● **GOAL**: In the records below, count every line containing "нормативных". Reply with the number only.

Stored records
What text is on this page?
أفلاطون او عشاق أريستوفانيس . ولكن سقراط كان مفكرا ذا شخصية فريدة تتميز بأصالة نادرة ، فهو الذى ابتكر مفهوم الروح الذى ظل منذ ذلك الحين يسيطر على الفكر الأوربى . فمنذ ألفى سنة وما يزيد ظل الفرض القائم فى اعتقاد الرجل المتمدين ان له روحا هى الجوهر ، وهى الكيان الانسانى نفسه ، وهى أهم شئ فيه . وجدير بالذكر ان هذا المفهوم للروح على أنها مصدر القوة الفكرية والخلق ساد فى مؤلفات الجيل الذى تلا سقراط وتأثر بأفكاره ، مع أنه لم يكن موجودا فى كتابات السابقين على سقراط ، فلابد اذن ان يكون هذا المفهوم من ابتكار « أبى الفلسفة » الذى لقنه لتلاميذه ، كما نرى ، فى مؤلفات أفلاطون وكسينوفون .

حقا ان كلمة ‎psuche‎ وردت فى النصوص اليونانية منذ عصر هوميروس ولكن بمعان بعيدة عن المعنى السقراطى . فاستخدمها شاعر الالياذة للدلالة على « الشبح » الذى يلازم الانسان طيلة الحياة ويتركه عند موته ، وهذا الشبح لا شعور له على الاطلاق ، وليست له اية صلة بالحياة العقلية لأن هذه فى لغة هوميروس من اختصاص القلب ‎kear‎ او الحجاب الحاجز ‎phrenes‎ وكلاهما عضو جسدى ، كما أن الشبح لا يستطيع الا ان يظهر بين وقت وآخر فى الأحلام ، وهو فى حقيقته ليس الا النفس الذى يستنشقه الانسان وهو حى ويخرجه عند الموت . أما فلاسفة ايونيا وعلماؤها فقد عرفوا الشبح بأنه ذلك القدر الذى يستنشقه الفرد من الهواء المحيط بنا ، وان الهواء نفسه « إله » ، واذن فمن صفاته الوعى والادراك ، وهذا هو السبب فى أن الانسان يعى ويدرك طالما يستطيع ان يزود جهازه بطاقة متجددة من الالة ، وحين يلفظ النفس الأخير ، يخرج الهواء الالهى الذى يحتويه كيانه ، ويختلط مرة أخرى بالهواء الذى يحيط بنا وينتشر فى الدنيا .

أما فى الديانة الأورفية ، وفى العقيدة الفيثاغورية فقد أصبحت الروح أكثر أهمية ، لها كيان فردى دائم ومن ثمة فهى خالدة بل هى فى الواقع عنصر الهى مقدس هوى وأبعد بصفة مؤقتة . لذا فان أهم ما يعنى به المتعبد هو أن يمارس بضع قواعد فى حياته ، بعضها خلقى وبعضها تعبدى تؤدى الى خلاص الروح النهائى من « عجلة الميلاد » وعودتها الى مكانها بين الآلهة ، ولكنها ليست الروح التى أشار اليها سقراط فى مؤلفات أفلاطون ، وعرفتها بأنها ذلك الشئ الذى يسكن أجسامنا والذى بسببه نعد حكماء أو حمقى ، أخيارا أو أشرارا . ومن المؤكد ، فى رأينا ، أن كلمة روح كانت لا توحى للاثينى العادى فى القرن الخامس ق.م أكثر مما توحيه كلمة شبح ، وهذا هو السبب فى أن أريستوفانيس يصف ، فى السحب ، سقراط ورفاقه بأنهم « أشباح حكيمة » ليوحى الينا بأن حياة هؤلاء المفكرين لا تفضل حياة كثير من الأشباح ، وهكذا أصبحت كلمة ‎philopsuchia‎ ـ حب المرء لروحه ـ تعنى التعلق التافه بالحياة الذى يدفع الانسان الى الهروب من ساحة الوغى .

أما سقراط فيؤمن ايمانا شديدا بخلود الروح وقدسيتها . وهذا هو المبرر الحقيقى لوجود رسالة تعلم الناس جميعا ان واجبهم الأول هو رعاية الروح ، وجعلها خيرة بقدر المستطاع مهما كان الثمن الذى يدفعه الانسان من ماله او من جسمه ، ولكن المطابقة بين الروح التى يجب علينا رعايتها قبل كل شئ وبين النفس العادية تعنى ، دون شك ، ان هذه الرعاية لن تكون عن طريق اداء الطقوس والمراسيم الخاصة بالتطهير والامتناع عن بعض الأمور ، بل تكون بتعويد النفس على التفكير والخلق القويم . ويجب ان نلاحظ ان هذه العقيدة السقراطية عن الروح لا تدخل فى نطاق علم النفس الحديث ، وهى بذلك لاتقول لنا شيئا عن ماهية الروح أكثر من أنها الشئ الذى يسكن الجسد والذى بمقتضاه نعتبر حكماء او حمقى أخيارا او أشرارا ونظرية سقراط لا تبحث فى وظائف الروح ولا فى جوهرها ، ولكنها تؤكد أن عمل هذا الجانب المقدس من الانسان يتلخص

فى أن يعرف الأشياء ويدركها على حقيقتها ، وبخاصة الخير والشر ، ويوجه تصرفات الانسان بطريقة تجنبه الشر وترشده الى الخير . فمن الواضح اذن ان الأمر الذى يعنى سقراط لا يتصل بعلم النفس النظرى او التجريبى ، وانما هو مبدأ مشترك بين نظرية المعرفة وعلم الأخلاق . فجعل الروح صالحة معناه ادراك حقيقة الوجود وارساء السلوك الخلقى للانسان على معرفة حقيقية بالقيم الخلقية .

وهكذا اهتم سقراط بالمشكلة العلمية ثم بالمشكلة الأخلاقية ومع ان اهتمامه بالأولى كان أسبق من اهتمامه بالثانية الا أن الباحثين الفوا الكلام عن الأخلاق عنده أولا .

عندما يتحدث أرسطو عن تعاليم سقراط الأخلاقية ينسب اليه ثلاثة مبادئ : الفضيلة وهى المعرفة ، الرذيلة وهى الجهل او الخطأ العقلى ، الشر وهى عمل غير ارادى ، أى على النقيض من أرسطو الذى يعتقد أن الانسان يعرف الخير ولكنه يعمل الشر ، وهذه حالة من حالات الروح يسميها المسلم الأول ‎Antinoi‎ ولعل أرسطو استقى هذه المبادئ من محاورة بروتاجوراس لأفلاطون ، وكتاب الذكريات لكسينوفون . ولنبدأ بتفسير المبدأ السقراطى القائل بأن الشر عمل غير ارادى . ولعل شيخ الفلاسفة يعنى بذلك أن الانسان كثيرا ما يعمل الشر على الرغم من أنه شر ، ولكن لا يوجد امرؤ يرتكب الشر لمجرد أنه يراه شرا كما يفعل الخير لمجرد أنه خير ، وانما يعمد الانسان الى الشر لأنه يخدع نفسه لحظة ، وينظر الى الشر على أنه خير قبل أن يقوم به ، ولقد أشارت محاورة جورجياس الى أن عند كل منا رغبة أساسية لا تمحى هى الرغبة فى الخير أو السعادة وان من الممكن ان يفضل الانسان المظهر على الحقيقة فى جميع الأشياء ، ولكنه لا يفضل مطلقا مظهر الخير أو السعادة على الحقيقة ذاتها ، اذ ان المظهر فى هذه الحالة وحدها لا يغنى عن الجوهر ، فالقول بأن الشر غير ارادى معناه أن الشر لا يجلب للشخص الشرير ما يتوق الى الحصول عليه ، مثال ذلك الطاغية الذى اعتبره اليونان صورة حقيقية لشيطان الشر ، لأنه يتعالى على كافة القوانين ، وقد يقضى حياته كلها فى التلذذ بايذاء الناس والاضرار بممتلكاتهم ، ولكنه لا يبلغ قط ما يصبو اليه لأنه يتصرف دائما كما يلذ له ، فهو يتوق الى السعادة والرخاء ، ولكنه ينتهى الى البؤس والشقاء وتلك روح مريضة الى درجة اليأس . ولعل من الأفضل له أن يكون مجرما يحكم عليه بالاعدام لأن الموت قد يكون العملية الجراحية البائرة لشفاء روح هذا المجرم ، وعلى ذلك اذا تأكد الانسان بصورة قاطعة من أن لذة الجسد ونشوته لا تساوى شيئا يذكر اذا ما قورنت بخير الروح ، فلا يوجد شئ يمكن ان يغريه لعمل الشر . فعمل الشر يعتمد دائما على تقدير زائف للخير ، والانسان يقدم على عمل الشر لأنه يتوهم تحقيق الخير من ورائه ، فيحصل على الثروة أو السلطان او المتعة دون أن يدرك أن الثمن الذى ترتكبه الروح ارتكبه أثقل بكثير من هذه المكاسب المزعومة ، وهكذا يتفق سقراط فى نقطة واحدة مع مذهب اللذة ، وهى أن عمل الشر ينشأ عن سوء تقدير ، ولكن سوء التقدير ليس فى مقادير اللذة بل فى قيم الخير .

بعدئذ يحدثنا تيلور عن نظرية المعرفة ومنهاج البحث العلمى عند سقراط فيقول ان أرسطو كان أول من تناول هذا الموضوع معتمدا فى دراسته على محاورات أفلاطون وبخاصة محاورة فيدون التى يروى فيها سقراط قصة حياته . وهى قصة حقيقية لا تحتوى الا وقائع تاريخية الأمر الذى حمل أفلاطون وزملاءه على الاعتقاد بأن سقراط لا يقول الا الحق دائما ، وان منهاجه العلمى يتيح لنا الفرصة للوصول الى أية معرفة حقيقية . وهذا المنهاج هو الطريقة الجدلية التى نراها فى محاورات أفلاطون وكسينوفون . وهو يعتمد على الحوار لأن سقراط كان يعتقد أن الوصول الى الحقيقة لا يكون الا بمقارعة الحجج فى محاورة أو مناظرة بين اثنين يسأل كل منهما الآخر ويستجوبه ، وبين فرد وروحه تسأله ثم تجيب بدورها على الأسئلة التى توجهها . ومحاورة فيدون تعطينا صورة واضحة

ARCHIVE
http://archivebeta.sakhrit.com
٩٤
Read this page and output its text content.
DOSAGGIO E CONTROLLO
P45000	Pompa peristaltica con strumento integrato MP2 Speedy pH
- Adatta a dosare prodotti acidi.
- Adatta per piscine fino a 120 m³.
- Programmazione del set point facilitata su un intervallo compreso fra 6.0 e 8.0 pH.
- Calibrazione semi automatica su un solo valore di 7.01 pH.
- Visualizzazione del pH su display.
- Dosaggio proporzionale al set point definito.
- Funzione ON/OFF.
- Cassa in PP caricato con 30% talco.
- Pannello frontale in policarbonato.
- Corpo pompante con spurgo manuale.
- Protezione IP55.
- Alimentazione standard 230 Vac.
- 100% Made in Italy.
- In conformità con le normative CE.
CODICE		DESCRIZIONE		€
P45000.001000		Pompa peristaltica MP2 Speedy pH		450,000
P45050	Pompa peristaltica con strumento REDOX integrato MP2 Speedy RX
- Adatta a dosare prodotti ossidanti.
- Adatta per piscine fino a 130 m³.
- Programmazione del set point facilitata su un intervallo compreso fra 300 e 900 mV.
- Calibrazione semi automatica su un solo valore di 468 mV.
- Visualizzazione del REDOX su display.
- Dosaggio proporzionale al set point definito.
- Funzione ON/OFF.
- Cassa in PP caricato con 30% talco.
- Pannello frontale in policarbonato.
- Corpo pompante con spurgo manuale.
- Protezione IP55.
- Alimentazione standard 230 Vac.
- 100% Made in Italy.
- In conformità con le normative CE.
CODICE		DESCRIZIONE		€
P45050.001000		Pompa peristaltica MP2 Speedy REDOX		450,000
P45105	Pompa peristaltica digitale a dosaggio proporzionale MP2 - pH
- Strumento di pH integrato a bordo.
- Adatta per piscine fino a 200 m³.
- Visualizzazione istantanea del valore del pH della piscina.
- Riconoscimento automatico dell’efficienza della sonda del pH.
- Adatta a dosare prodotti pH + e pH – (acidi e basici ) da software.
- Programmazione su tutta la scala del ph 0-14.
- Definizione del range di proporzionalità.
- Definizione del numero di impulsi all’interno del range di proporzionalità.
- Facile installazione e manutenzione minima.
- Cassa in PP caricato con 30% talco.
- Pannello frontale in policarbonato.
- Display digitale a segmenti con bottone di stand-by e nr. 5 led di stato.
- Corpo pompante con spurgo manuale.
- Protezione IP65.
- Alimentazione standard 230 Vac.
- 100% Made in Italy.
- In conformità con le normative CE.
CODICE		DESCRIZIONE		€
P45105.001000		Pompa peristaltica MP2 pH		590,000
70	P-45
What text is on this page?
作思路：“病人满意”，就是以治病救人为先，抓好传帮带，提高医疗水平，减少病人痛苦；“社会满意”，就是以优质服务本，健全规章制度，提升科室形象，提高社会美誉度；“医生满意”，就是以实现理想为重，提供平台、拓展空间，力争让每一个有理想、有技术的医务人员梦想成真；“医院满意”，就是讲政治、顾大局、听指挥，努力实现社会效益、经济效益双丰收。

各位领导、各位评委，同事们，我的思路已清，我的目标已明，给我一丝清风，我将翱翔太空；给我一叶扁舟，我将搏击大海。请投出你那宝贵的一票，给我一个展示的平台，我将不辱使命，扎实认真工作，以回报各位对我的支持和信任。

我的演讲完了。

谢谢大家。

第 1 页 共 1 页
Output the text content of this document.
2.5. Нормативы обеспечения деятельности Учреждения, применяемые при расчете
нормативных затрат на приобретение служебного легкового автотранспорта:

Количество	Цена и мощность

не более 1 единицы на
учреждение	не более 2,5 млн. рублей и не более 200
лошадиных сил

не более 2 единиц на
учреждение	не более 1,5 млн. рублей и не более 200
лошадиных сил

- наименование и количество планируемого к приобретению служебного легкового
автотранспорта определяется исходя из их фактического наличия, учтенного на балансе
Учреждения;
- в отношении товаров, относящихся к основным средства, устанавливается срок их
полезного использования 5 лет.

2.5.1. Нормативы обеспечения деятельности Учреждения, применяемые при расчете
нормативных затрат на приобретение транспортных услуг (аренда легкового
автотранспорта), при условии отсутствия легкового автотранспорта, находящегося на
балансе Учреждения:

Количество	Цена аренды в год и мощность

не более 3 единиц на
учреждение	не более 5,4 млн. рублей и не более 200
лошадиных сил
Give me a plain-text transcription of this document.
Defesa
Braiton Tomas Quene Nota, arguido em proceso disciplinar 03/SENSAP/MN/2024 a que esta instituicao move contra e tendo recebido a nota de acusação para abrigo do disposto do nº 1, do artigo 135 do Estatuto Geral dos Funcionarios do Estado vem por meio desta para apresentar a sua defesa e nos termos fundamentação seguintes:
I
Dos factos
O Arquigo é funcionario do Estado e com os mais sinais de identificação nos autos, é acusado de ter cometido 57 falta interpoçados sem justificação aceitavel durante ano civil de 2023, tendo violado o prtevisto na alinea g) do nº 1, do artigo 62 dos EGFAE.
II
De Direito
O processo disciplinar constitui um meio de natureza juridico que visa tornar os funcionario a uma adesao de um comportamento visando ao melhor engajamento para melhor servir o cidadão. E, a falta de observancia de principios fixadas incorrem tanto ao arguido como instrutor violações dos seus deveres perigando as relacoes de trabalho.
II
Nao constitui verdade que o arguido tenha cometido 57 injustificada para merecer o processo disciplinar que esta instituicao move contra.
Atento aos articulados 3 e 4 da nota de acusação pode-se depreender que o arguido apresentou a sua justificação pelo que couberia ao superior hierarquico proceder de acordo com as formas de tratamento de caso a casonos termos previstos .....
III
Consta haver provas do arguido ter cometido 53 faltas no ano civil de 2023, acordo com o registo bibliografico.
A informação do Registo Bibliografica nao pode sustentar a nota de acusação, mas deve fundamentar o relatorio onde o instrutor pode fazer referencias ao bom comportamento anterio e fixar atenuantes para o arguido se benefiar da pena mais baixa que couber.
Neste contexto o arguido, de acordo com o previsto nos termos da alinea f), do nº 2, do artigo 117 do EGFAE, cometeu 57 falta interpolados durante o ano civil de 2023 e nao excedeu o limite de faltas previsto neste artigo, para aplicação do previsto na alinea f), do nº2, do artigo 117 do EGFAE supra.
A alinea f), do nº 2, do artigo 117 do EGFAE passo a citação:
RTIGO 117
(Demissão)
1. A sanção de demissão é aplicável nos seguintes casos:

● **TASK SOLUTION**: 2